Aim — Print all of the lines exactly. Any picture among them stays out.
begin Data lines
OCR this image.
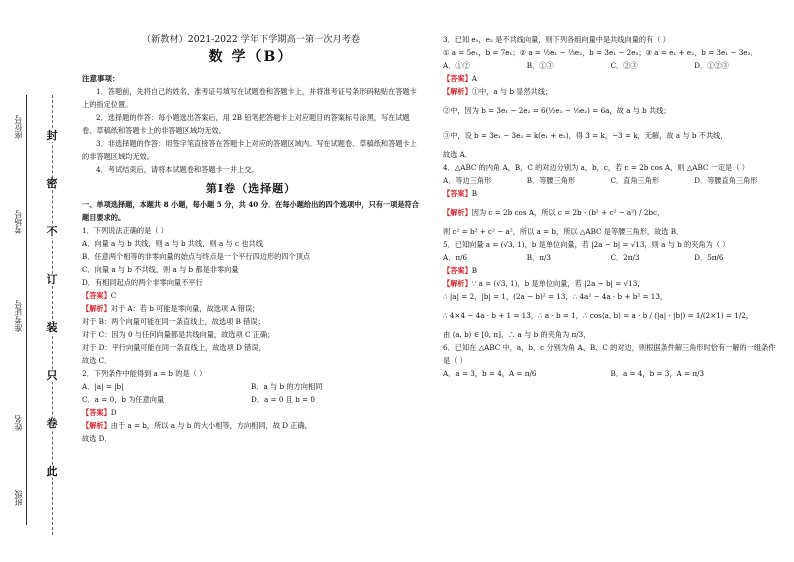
封
密
不
订
装
只
卷
此
座位号
考场号
准考证号
姓名
班级

（新教材）2021-2022 学年下学期高一第一次月考卷

数 学（B）

注意事项：

1．答题前，先将自己的姓名、准考证号填写在试题卷和答题卡上，并将准考证号条形码粘贴在答题卡上的指定位置。

2．选择题的作答：每小题选出答案后，用 2B 铅笔把答题卡上对应题目的答案标号涂黑，写在试题卷、草稿纸和答题卡上的非答题区域均无效。

3．非选择题的作答：用签字笔直接答在答题卡上对应的答题区域内。写在试题卷、草稿纸和答题卡上的非答题区域均无效。

4．考试结束后，请将本试题卷和答题卡一并上交。

第Ⅰ卷（选择题）

一、单项选择题，本题共 8 小题，每小题 5 分，共 40 分．在每小题给出的四个选项中，只有一项是符合题目要求的。

1．下列说法正确的是（ ）

A．向量 a 与 b 共线，则 a 与 b 共线，则 a 与 c 也共线

B．任意两个相等的非零向量的始点与终点是一个平行四边形的四个顶点

C．向量 a 与 b 不共线，则 a 与 b 都是非零向量

D．有相同起点的两个非零向量不平行

【答案】C

【解析】对于 A：若 b 可能是零向量，故选项 A 错误；

对于 B：两个向量可能在同一条直线上，故选项 B 错误；

对于 C：因为 0 与任何向量都是共线向量，故选项 C 正确；

对于 D：平行向量可能在同一条直线上，故选项 D 错误，

故选 C．

2．下列条件中能得到 a = b 的是（ ）

A．|a| = |b|	B．a 与 b 的方向相同
C．a = 0，b 为任意向量	D．a = 0 且 b = 0

【答案】D

【解析】由于 a = b，所以 a 与 b 的大小相等，方向相同，故 D 正确，

故选 D．

3．已知 e₁，e₂ 是不共线向量，则下列各组向量中是共线向量的有（ ）

① a = 5e₁，b = 7e₁；② a = ½e₁ − ⅓e₂，b = 3e₁ − 2e₂；③ a = e₁ + e₂，b = 3e₁ − 3e₂．

A．①②	B．①③	C．②③	D．①②③

【答案】A

【解析】①中，a 与 b 显然共线；

②中，因为 b = 3e₁ − 2e₂ = 6(½e₁ − ⅓e₂) = 6a，故 a 与 b 共线；

③中，设 b = 3e₁ − 3e₂ = k(e₁ + e₂)，得 3 = k，−3 = k，无解，故 a 与 b 不共线，

故选 A．

4．△ABC 的内角 A，B，C 的对边分别为 a，b，c，若 c = 2b cos A，则 △ABC 一定是（ ）

A．等边三角形	B．等腰三角形	C．直角三角形	D．等腰直角三角形

【答案】B

【解析】因为 c = 2b cos A，所以 c = 2b · (b² + c² − a²) / 2bc，

则 c² = b² + c² − a²，所以 a = b，所以 △ABC 是等腰三角形，故选 B．

5．已知向量 a = (√3, 1)，b 是单位向量，若 |2a − b| = √13，则 a 与 b 的夹角为（ ）

A．π/6	B．π/3	C．2π/3	D．5π/6

【答案】B

【解析】∵ a = (√3, 1)，b 是单位向量，若 |2a − b| = √13，

∴ |a| = 2，|b| = 1，(2a − b)² = 13，∴ 4a² − 4a · b + b² = 13，

∴ 4×4 − 4a · b + 1 = 13，∴ a · b = 1，∴ cos⟨a, b⟩ = a · b / (|a| · |b|) = 1/(2×1) = 1/2，

由 ⟨a, b⟩ ∈ [0, π]，∴ a 与 b 的夹角为 π/3，

6．已知在 △ABC 中，a，b，c 分别为角 A、B、C 的对边，则根据条件解三角形时恰有一解的一组条件是（ ）

A．a = 3，b = 4，A = π/6	B．a = 4，b = 3，A = π/3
end Data lines
Output for this exercise —
OCR this image.
封
密
不
订
装
只
卷
此
座位号
考场号
准考证号
姓名
班级

（新教材）2021-2022 学年下学期高一第一次月考卷

数 学（B）

注意事项：

1．答题前，先将自己的姓名、准考证号填写在试题卷和答题卡上，并将准考证号条形码粘贴在答题卡上的指定位置。

2．选择题的作答：每小题选出答案后，用 2B 铅笔把答题卡上对应题目的答案标号涂黑，写在试题卷、草稿纸和答题卡上的非答题区域均无效。

3．非选择题的作答：用签字笔直接答在答题卡上对应的答题区域内。写在试题卷、草稿纸和答题卡上的非答题区域均无效。

4．考试结束后，请将本试题卷和答题卡一并上交。

第Ⅰ卷（选择题）

一、单项选择题，本题共 8 小题，每小题 5 分，共 40 分．在每小题给出的四个选项中，只有一项是符合题目要求的。

1．下列说法正确的是（ ）

A．向量 a 与 b 共线，则 a 与 b 共线，则 a 与 c 也共线

B．任意两个相等的非零向量的始点与终点是一个平行四边形的四个顶点

C．向量 a 与 b 不共线，则 a 与 b 都是非零向量

D．有相同起点的两个非零向量不平行

【答案】C

【解析】对于 A：若 b 可能是零向量，故选项 A 错误；

对于 B：两个向量可能在同一条直线上，故选项 B 错误；

对于 C：因为 0 与任何向量都是共线向量，故选项 C 正确；

对于 D：平行向量可能在同一条直线上，故选项 D 错误，

故选 C．

2．下列条件中能得到 a = b 的是（ ）

A．|a| = |b|	B．a 与 b 的方向相同
C．a = 0，b 为任意向量	D．a = 0 且 b = 0

【答案】D

【解析】由于 a = b，所以 a 与 b 的大小相等，方向相同，故 D 正确，

故选 D．

3．已知 e₁，e₂ 是不共线向量，则下列各组向量中是共线向量的有（ ）

① a = 5e₁，b = 7e₁；② a = ½e₁ − ⅓e₂，b = 3e₁ − 2e₂；③ a = e₁ + e₂，b = 3e₁ − 3e₂．

A．①②	B．①③	C．②③	D．①②③

【答案】A

【解析】①中，a 与 b 显然共线；

②中，因为 b = 3e₁ − 2e₂ = 6(½e₁ − ⅓e₂) = 6a，故 a 与 b 共线；

③中，设 b = 3e₁ − 3e₂ = k(e₁ + e₂)，得 3 = k，−3 = k，无解，故 a 与 b 不共线，

故选 A．

4．△ABC 的内角 A，B，C 的对边分别为 a，b，c，若 c = 2b cos A，则 △ABC 一定是（ ）

A．等边三角形	B．等腰三角形	C．直角三角形	D．等腰直角三角形

【答案】B

【解析】因为 c = 2b cos A，所以 c = 2b · (b² + c² − a²) / 2bc，

则 c² = b² + c² − a²，所以 a = b，所以 △ABC 是等腰三角形，故选 B．

5．已知向量 a = (√3, 1)，b 是单位向量，若 |2a − b| = √13，则 a 与 b 的夹角为（ ）

A．π/6	B．π/3	C．2π/3	D．5π/6

【答案】B

【解析】∵ a = (√3, 1)，b 是单位向量，若 |2a − b| = √13，

∴ |a| = 2，|b| = 1，(2a − b)² = 13，∴ 4a² − 4a · b + b² = 13，

∴ 4×4 − 4a · b + 1 = 13，∴ a · b = 1，∴ cos⟨a, b⟩ = a · b / (|a| · |b|) = 1/(2×1) = 1/2，

由 ⟨a, b⟩ ∈ [0, π]，∴ a 与 b 的夹角为 π/3，

6．已知在 △ABC 中，a，b，c 分别为角 A、B、C 的对边，则根据条件解三角形时恰有一解的一组条件是（ ）

A．a = 3，b = 4，A = π/6	B．a = 4，b = 3，A = π/3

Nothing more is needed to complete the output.